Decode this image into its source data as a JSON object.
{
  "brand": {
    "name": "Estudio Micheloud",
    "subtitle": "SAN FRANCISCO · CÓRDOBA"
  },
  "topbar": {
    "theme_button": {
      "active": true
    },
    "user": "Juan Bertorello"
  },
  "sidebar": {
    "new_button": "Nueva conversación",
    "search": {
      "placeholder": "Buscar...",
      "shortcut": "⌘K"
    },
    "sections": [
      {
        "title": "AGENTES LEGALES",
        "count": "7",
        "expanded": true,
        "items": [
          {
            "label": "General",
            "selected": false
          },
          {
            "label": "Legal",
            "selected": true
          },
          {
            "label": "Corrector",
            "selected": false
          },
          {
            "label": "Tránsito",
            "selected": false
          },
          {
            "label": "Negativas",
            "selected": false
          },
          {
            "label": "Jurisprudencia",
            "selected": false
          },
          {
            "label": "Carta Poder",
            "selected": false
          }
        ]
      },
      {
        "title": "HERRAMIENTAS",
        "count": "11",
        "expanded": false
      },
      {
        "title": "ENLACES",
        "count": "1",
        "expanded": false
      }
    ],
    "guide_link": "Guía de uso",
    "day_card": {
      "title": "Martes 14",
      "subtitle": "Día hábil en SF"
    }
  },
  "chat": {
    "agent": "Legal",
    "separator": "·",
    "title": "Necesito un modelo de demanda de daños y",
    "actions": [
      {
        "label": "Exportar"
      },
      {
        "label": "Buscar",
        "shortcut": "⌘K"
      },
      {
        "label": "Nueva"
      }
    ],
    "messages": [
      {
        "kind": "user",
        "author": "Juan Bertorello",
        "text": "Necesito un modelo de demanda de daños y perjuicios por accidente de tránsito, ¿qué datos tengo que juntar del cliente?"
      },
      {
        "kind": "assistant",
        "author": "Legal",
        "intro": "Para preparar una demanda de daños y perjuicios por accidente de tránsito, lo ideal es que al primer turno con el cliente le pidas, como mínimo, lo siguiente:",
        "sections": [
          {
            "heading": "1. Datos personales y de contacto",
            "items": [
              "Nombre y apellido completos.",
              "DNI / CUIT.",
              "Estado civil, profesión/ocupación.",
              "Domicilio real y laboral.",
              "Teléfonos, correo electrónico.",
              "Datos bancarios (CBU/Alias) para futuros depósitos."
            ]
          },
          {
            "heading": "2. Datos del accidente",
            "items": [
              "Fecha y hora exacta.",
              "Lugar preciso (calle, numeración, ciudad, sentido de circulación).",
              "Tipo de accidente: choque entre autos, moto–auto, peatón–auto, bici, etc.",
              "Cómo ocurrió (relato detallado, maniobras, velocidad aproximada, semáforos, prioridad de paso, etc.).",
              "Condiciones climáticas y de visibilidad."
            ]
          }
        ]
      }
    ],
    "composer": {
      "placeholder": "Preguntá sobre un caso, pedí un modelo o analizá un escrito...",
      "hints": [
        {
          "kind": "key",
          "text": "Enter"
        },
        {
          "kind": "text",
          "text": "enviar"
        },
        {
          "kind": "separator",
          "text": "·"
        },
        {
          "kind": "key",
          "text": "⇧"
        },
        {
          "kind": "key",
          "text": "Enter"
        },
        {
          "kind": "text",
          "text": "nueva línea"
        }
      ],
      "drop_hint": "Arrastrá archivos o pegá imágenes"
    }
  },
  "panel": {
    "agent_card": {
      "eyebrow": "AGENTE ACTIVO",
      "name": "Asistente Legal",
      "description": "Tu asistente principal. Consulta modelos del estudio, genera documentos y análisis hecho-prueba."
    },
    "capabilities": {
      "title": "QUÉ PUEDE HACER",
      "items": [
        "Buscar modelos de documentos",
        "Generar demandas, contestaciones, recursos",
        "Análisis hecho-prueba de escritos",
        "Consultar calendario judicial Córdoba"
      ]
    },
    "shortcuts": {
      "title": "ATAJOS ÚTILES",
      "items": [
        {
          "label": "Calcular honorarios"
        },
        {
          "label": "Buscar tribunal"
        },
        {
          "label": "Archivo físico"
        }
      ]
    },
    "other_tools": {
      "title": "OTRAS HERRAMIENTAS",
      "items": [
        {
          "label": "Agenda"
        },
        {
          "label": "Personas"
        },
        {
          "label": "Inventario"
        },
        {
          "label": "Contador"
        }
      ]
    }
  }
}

--------------------------------

GOAL OF THE EXERCISE —
How many of the lines above include the word "hecho"? State that number and nothing else.

EXPECTED OUTPUT —
2